Data entries
--------------------

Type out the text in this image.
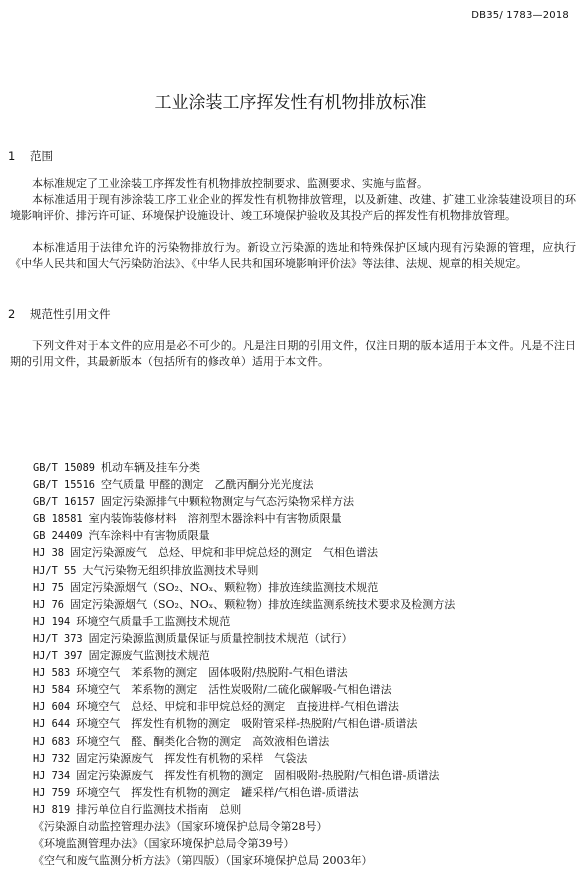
DB35/ 1783—2018
工业涂装工序挥发性有机物排放标准
1 范围

本标准规定了工业涂装工序挥发性有机物排放控制要求、监测要求、实施与监督。

本标准适用于现有涉涂装工序工业企业的挥发性有机物排放管理，以及新建、改建、扩建工业涂装建设项目的环境影响评价、排污许可证、环境保护设施设计、竣工环境保护验收及其投产后的挥发性有机物排放管理。

本标准适用于法律允许的污染物排放行为。新设立污染源的选址和特殊保护区域内现有污染源的管理，应执行《中华人民共和国大气污染防治法》、《中华人民共和国环境影响评价法》等法律、法规、规章的相关规定。

2 规范性引用文件

下列文件对于本文件的应用是必不可少的。凡是注日期的引用文件，仅注日期的版本适用于本文件。凡是不注日期的引用文件，其最新版本（包括所有的修改单）适用于本文件。

GB/T 15089 机动车辆及挂车分类
GB/T 15516 空气质量 甲醛的测定　乙酰丙酮分光光度法
GB/T 16157 固定污染源排气中颗粒物测定与气态污染物采样方法
GB 18581 室内装饰装修材料　溶剂型木器涂料中有害物质限量
GB 24409 汽车涂料中有害物质限量
HJ 38 固定污染源废气　总烃、甲烷和非甲烷总烃的测定　气相色谱法
HJ/T 55 大气污染物无组织排放监测技术导则
HJ 75 固定污染源烟气（SO₂、NOₓ、颗粒物）排放连续监测技术规范
HJ 76 固定污染源烟气（SO₂、NOₓ、颗粒物）排放连续监测系统技术要求及检测方法
HJ 194 环境空气质量手工监测技术规范
HJ/T 373 固定污染源监测质量保证与质量控制技术规范（试行）
HJ/T 397 固定源废气监测技术规范
HJ 583 环境空气　苯系物的测定　固体吸附/热脱附-气相色谱法
HJ 584 环境空气　苯系物的测定　活性炭吸附/二硫化碳解吸-气相色谱法
HJ 604 环境空气　总烃、甲烷和非甲烷总烃的测定　直接进样-气相色谱法
HJ 644 环境空气　挥发性有机物的测定　吸附管采样-热脱附/气相色谱-质谱法
HJ 683 环境空气　醛、酮类化合物的测定　高效液相色谱法
HJ 732 固定污染源废气　挥发性有机物的采样　气袋法
HJ 734 固定污染源废气　挥发性有机物的测定　固相吸附-热脱附/气相色谱-质谱法
HJ 759 环境空气　挥发性有机物的测定　罐采样/气相色谱-质谱法
HJ 819 排污单位自行监测技术指南　总则
《污染源自动监控管理办法》（国家环境保护总局令第28号）
《环境监测管理办法》（国家环境保护总局令第39号）
《空气和废气监测分析方法》（第四版）（国家环境保护总局 2003年）
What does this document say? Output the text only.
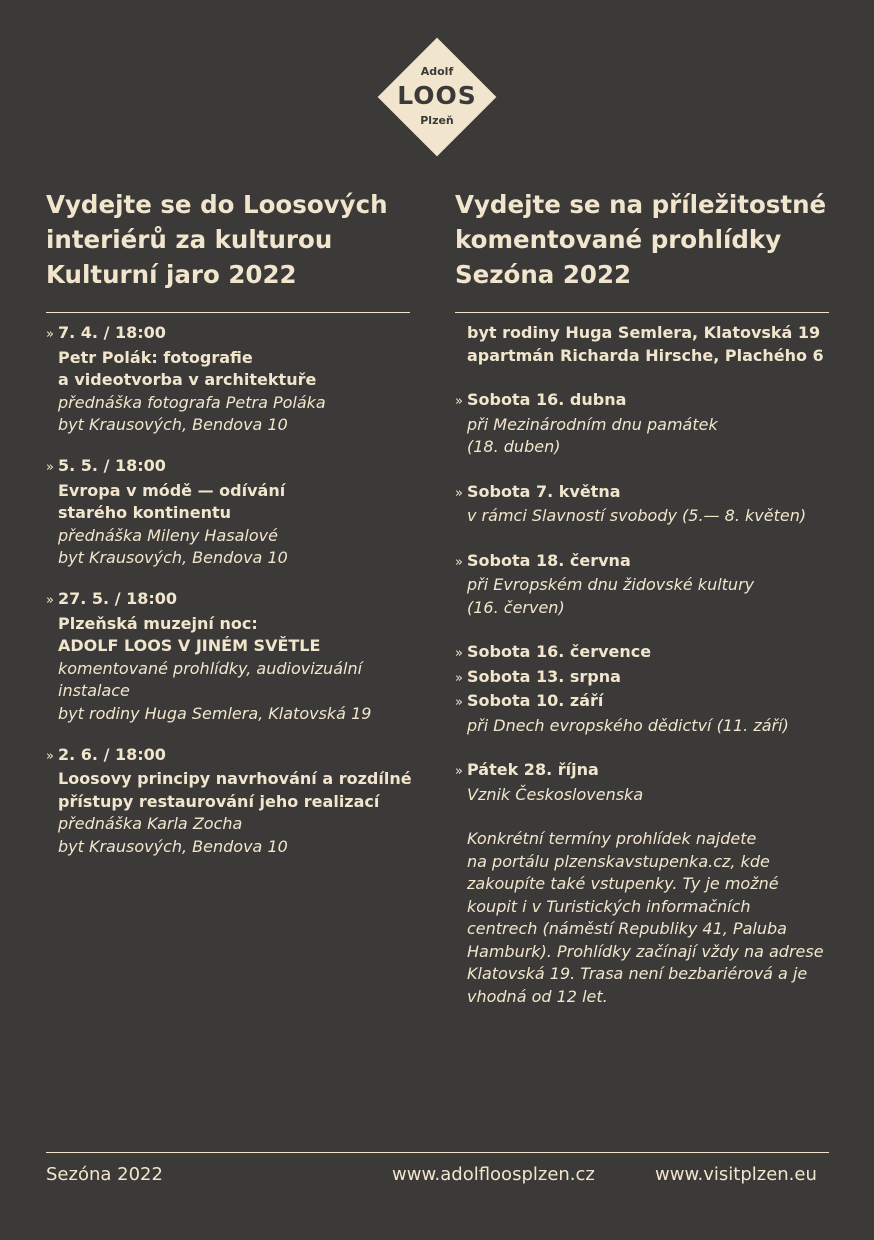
Adolf
LOOS
Plzeň
Vydejte se do Loosových
interiérů za kulturou
Kulturní jaro 2022
Vydejte se na příležitostné
komentované prohlídky
Sezóna 2022
» 7. 4. / 18:00
Petr Polák: fotografie
a videotvorba v architektuře
přednáška fotografa Petra Poláka
byt Krausových, Bendova 10
» 5. 5. / 18:00
Evropa v módě — odívání
starého kontinentu
přednáška Mileny Hasalové
byt Krausových, Bendova 10
» 27. 5. / 18:00
Plzeňská muzejní noc:
ADOLF LOOS V JINÉM SVĚTLE
komentované prohlídky, audiovizuální
instalace
byt rodiny Huga Semlera, Klatovská 19
» 2. 6. / 18:00
Loosovy principy navrhování a rozdílné
přístupy restaurování jeho realizací
přednáška Karla Zocha
byt Krausových, Bendova 10
byt rodiny Huga Semlera, Klatovská 19
apartmán Richarda Hirsche, Plachého 6
» Sobota 16. dubna
při Mezinárodním dnu památek
(18. duben)
» Sobota 7. května
v rámci Slavností svobody (5.— 8. květen)
» Sobota 18. června
při Evropském dnu židovské kultury
(16. červen)
» Sobota 16. července
» Sobota 13. srpna
» Sobota 10. září
při Dnech evropského dědictví (11. září)
» Pátek 28. října
Vznik Československa
Konkrétní termíny prohlídek najdete
na portálu plzenskavstupenka.cz, kde
zakoupíte také vstupenky. Ty je možné
koupit i v Turistických informačních
centrech (náměstí Republiky 41, Paluba
Hamburk). Prohlídky začínají vždy na adrese
Klatovská 19. Trasa není bezbariérová a je
vhodná od 12 let.
Sezóna 2022	www.adolfloosplzen.cz	www.visitplzen.eu
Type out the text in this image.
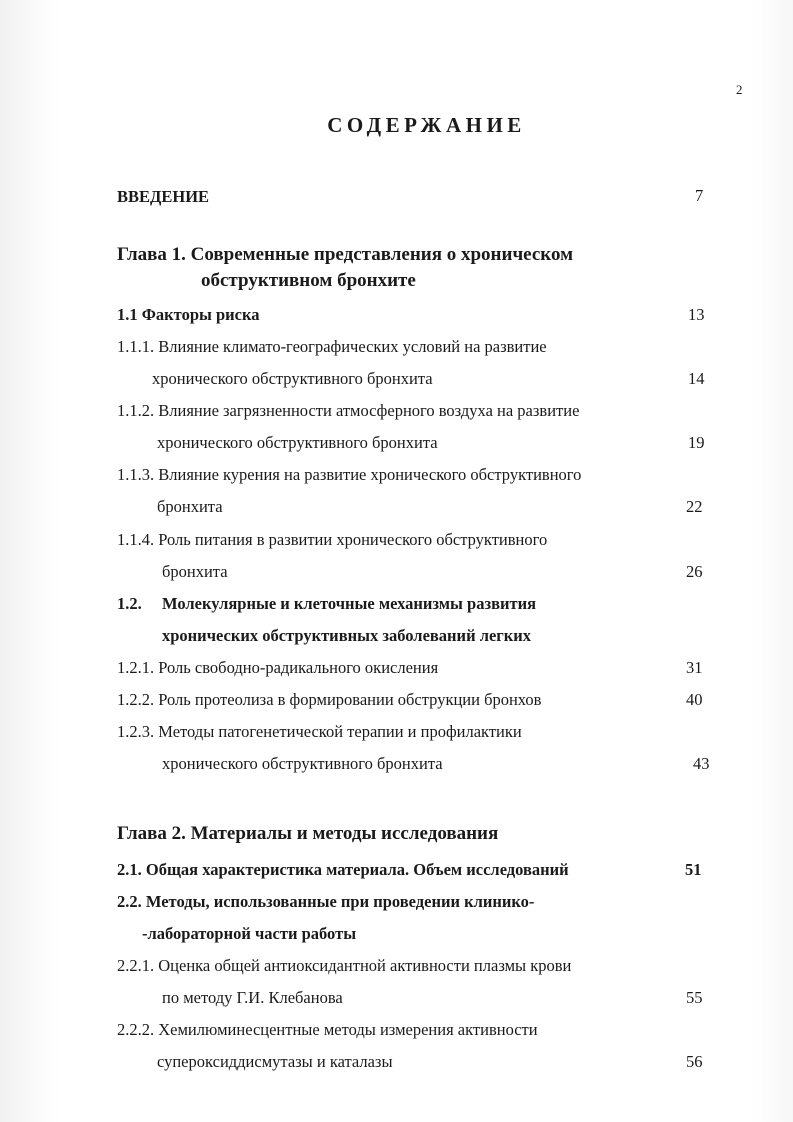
2
СОДЕРЖАНИЕ
ВВЕДЕНИЕ	7
Глава 1. Современные представления о хроническом
обструктивном бронхите
1.1 Факторы риска	13
1.1.1. Влияние климато-географических условий на развитие
хронического обструктивного бронхита	14
1.1.2. Влияние загрязненности атмосферного воздуха на развитие
хронического обструктивного бронхита	19
1.1.3. Влияние курения на развитие хронического обструктивного
бронхита	22
1.1.4. Роль питания в развитии хронического обструктивного
бронхита	26
1.2. Молекулярные и клеточные механизмы развития
хронических обструктивных заболеваний легких
1.2.1. Роль свободно-радикального окисления	31
1.2.2. Роль протеолиза в формировании обструкции бронхов	40
1.2.3. Методы патогенетической терапии и профилактики
хронического обструктивного бронхита	43
Глава 2. Материалы и методы исследования
2.1. Общая характеристика материала. Объем исследований	51
2.2. Методы, использованные при проведении клинико-
-лабораторной части работы
2.2.1. Оценка общей антиоксидантной активности плазмы крови
по методу Г.И. Клебанова	55
2.2.2. Хемилюминесцентные методы измерения активности
супероксиддисмутазы и каталазы	56
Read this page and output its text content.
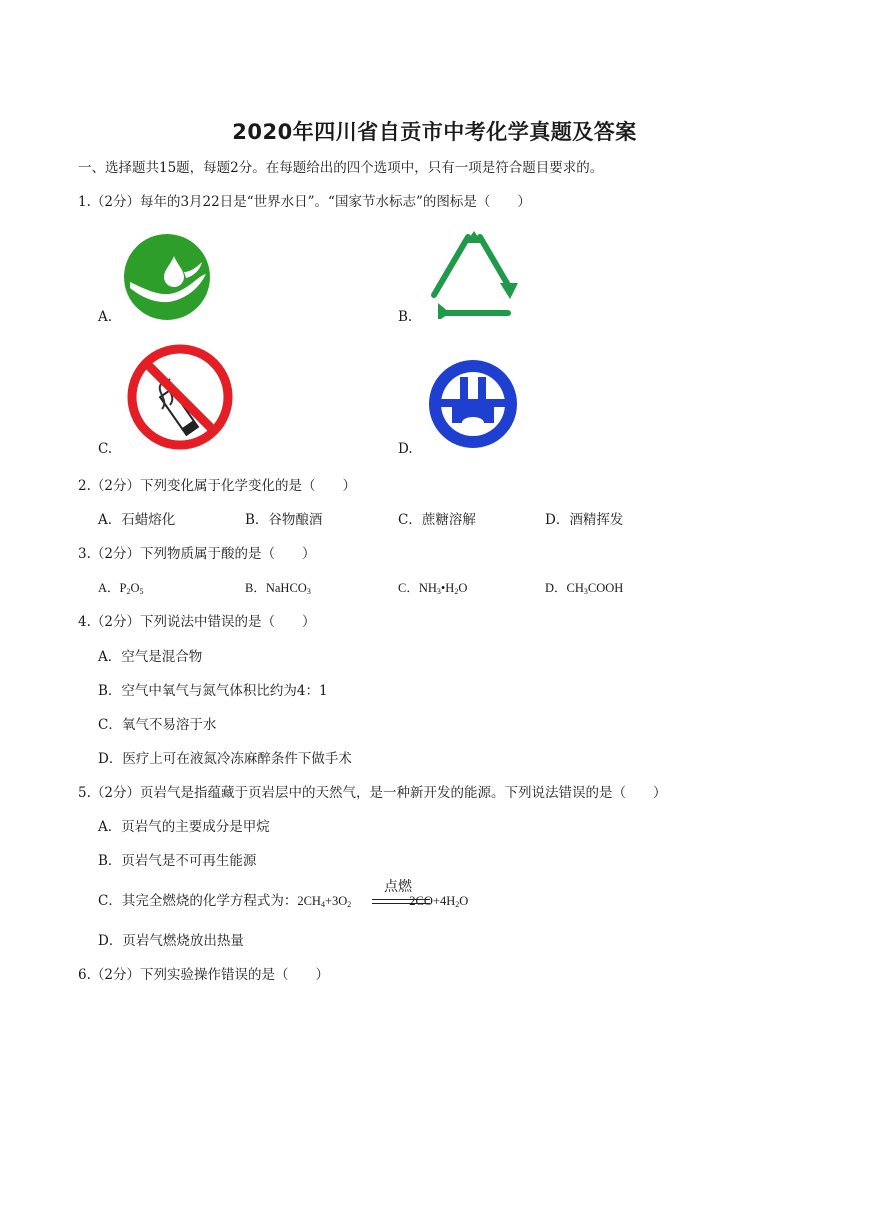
2020年四川省自贡市中考化学真题及答案
一、选择题共15题，每题2分。在每题给出的四个选项中，只有一项是符合题目要求的。
1.（2分）每年的3月22日是“世界水日”。“国家节水标志”的图标是（　　）
A.	B.
C.	D.
2.（2分）下列变化属于化学变化的是（　　）
A．石蜡熔化	B．谷物酿酒	C．蔗糖溶解	D．酒精挥发
3.（2分）下列物质属于酸的是（　　）
A．$P_2O_5$	B．NaHCO$_3$	C．$NH_3•H_2O$	D．$CH_3COOH$
4.（2分）下列说法中错误的是（　　）
A．空气是混合物
B．空气中氧气与氮气体积比约为4：1
C．氧气不易溶于水
D．医疗上可在液氮冷冻麻醉条件下做手术
5.（2分）页岩气是指蕴藏于页岩层中的天然气，是一种新开发的能源。下列说法错误的是（　　）
A．页岩气的主要成分是甲烷
B．页岩气是不可再生能源
C．其完全燃烧的化学方程式为：$2CH_4+3O_2$	$2CO+4H_2O$
点燃
D．页岩气燃烧放出热量
6.（2分）下列实验操作错误的是（　　）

--------------------

→ To do
What is the number of lines in the listing that include the word "Глава"? Give that number and nothing else.

→ The completed task
2